(Requirements) Please find every line in the material that contains the string "perk" and copy each of those lines out in full.
· · · ·
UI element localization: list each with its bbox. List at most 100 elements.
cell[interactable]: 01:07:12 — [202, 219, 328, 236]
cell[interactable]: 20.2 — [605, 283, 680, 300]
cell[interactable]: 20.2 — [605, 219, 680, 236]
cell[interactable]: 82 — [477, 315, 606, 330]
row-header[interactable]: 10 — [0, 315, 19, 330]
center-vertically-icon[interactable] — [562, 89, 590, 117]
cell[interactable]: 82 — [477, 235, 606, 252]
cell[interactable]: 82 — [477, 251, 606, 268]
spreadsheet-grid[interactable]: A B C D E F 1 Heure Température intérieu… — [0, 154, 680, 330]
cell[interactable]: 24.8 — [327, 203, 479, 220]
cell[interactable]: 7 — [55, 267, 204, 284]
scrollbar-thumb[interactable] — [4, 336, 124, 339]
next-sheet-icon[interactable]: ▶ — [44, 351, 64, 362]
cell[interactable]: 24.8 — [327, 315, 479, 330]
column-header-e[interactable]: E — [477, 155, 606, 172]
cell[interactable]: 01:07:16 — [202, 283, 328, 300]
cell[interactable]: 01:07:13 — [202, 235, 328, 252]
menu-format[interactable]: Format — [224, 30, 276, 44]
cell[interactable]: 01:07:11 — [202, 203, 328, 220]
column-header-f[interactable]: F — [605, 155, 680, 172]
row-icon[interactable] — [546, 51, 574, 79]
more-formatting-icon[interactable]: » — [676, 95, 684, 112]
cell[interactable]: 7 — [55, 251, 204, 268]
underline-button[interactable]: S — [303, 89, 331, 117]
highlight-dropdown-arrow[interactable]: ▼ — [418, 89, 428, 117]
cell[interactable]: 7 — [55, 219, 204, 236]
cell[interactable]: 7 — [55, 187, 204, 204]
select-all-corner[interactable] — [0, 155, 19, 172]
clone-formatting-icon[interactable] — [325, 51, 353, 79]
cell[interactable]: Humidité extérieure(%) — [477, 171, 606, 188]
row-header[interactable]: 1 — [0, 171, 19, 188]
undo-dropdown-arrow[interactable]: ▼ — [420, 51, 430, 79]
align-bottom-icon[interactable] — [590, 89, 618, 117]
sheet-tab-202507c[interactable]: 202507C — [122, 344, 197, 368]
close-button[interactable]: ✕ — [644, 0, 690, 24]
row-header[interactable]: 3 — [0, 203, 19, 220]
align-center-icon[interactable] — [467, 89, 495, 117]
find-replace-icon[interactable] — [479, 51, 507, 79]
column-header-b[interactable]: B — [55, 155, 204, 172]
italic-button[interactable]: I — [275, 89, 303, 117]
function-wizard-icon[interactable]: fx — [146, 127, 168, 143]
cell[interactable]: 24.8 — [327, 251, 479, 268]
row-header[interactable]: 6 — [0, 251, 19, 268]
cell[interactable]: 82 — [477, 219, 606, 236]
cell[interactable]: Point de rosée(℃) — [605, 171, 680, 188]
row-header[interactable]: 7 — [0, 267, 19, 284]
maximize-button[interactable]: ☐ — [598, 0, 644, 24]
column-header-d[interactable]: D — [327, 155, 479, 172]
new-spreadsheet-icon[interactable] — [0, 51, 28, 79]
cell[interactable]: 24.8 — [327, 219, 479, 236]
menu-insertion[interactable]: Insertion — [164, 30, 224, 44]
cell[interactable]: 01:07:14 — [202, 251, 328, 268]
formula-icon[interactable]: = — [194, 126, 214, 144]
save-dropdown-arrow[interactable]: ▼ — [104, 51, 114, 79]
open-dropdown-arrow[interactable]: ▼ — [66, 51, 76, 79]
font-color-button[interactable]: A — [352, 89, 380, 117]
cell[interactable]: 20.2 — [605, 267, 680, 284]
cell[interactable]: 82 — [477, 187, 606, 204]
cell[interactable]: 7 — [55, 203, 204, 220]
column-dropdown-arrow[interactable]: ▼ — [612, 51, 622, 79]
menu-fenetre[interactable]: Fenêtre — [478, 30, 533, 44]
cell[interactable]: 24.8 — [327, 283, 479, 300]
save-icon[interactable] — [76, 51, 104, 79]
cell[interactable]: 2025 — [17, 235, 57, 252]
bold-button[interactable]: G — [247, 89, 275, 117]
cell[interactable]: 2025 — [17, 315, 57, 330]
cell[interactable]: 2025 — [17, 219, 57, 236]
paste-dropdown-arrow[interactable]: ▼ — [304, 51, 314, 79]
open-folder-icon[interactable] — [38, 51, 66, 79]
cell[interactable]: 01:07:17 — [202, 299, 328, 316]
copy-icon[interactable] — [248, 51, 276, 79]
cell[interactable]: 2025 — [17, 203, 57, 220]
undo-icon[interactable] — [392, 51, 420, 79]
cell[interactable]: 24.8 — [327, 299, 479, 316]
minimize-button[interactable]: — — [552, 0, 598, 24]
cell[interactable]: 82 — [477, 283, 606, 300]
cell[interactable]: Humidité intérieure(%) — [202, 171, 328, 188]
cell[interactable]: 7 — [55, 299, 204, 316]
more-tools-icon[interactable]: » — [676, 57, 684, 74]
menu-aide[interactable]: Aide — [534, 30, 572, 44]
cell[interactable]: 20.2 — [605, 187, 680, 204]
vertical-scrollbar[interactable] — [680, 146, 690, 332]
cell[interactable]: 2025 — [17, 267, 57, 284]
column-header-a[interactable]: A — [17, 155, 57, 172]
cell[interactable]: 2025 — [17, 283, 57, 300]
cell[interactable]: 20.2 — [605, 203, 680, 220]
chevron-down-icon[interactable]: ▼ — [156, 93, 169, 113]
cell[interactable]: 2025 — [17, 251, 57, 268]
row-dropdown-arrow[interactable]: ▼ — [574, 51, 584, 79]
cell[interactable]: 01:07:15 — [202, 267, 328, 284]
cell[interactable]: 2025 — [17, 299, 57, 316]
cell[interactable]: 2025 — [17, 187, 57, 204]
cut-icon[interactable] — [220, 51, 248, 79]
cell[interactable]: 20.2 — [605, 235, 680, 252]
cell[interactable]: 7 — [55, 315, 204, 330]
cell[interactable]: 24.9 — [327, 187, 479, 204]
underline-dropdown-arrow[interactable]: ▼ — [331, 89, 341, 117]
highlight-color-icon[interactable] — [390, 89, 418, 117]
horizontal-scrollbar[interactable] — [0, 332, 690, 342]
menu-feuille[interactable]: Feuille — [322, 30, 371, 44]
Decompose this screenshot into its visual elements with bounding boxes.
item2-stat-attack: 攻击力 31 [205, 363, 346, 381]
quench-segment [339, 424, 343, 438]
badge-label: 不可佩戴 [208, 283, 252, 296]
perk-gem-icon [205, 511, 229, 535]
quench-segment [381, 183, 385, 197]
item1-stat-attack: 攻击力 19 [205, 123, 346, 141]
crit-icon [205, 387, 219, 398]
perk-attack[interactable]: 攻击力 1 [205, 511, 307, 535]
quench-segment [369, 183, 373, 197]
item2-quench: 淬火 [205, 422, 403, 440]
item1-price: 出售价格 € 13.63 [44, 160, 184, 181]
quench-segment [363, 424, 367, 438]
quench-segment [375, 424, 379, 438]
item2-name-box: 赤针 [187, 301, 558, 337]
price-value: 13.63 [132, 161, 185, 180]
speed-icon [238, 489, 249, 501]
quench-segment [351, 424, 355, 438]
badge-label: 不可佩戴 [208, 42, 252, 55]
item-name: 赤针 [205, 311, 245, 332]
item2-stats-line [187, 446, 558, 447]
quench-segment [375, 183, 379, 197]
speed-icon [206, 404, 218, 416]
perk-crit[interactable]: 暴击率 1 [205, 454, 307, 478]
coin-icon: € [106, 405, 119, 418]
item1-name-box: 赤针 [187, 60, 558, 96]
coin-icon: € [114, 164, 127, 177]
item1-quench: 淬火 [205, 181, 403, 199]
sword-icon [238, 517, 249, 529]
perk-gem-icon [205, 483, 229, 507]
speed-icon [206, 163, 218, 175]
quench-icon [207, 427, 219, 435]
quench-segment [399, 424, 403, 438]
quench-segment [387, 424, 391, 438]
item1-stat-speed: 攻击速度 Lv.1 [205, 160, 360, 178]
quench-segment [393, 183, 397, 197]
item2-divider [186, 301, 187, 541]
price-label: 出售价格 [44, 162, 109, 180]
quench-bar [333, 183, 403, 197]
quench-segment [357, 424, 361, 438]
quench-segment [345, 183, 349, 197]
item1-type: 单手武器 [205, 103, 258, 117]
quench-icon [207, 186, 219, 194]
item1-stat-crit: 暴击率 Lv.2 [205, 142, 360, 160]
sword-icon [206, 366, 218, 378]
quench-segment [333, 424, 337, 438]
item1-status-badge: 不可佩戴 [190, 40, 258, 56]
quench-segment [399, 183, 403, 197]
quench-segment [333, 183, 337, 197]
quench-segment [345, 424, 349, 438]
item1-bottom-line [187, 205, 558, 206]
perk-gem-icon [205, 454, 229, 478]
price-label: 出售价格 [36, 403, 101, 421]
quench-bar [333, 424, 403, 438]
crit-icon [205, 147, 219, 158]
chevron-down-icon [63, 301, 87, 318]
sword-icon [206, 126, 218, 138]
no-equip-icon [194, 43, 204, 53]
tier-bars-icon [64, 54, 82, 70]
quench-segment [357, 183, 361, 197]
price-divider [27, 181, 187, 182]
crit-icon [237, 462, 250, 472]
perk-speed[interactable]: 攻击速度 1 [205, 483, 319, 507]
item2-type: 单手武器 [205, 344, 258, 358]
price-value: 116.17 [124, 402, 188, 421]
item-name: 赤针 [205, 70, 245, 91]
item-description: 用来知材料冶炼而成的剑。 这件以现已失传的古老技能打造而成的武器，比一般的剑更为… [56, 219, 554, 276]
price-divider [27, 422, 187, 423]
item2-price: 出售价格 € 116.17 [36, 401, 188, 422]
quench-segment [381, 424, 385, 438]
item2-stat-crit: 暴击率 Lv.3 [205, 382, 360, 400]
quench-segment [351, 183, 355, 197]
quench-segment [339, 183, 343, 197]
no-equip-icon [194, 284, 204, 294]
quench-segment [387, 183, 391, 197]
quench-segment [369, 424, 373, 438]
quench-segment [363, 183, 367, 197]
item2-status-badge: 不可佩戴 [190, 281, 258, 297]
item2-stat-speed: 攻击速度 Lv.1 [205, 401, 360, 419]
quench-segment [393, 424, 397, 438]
· · · ·
(Task output)
perk-gem-icon [205, 511, 229, 535]
perk-attack[interactable]: 攻击力 1 [205, 511, 307, 535]
perk-crit[interactable]: 暴击率 1 [205, 454, 307, 478]
perk-gem-icon [205, 483, 229, 507]
perk-gem-icon [205, 454, 229, 478]
perk-speed[interactable]: 攻击速度 1 [205, 483, 319, 507]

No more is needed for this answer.